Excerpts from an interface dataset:
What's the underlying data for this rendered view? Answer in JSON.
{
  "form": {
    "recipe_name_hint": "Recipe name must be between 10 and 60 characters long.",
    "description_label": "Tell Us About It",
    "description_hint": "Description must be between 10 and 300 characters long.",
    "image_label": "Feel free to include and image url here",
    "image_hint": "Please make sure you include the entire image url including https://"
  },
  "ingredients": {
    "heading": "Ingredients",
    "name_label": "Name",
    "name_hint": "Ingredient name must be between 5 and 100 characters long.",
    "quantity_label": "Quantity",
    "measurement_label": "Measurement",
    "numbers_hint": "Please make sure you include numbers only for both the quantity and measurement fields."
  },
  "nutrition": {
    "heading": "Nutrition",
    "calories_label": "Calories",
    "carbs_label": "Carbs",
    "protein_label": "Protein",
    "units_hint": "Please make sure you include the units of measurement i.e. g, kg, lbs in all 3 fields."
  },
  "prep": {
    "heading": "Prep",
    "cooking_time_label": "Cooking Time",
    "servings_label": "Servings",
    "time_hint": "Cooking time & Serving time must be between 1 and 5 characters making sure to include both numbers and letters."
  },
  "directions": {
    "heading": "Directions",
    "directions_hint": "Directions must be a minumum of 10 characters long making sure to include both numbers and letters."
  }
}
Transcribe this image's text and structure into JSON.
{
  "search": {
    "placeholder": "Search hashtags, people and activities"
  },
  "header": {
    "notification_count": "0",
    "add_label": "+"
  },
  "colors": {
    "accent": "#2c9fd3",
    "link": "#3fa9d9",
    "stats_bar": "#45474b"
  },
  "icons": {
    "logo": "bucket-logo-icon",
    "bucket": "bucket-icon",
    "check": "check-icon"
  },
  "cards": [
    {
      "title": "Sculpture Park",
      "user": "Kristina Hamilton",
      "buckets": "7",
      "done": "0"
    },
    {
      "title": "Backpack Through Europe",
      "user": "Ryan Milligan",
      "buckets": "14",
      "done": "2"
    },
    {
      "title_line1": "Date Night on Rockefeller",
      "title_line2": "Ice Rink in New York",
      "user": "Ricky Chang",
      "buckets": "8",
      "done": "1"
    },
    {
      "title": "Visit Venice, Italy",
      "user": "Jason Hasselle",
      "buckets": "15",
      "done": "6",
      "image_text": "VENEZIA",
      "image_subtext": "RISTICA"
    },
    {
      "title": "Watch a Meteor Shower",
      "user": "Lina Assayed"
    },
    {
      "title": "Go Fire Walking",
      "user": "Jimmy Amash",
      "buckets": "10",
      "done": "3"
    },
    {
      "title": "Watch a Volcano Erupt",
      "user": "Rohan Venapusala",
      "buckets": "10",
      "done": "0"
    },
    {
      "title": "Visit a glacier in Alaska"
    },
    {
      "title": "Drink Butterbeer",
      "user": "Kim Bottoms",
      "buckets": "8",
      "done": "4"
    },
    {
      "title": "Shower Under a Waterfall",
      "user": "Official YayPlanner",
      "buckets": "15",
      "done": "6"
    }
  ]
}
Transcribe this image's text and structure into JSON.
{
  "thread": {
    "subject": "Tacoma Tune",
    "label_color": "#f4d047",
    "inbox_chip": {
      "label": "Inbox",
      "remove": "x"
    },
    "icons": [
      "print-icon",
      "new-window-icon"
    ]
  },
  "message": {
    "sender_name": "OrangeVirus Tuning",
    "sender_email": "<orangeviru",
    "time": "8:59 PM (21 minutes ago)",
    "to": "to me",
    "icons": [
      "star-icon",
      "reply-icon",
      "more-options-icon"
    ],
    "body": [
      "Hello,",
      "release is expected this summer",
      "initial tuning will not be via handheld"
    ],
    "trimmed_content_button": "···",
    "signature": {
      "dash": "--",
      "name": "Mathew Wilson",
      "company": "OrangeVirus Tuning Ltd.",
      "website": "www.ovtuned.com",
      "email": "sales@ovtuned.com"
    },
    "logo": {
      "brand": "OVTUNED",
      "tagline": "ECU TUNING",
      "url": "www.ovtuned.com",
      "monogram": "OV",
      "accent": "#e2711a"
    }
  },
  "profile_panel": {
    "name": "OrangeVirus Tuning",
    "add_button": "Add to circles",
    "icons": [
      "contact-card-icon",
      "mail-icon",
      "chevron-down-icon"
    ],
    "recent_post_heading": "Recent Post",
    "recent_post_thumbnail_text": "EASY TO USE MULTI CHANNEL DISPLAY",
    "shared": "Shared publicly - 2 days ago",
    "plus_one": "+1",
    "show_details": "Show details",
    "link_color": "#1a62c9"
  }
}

EXERCISE
In the records above, collect each line with "this".

EXERCISE SOLUTION
What's the underlying data for this rendered view? Answer in JSON.
Transcribe this image's text and structure into JSON.
Transcribe this image's text and structure into JSON.
      "release is expected this summer",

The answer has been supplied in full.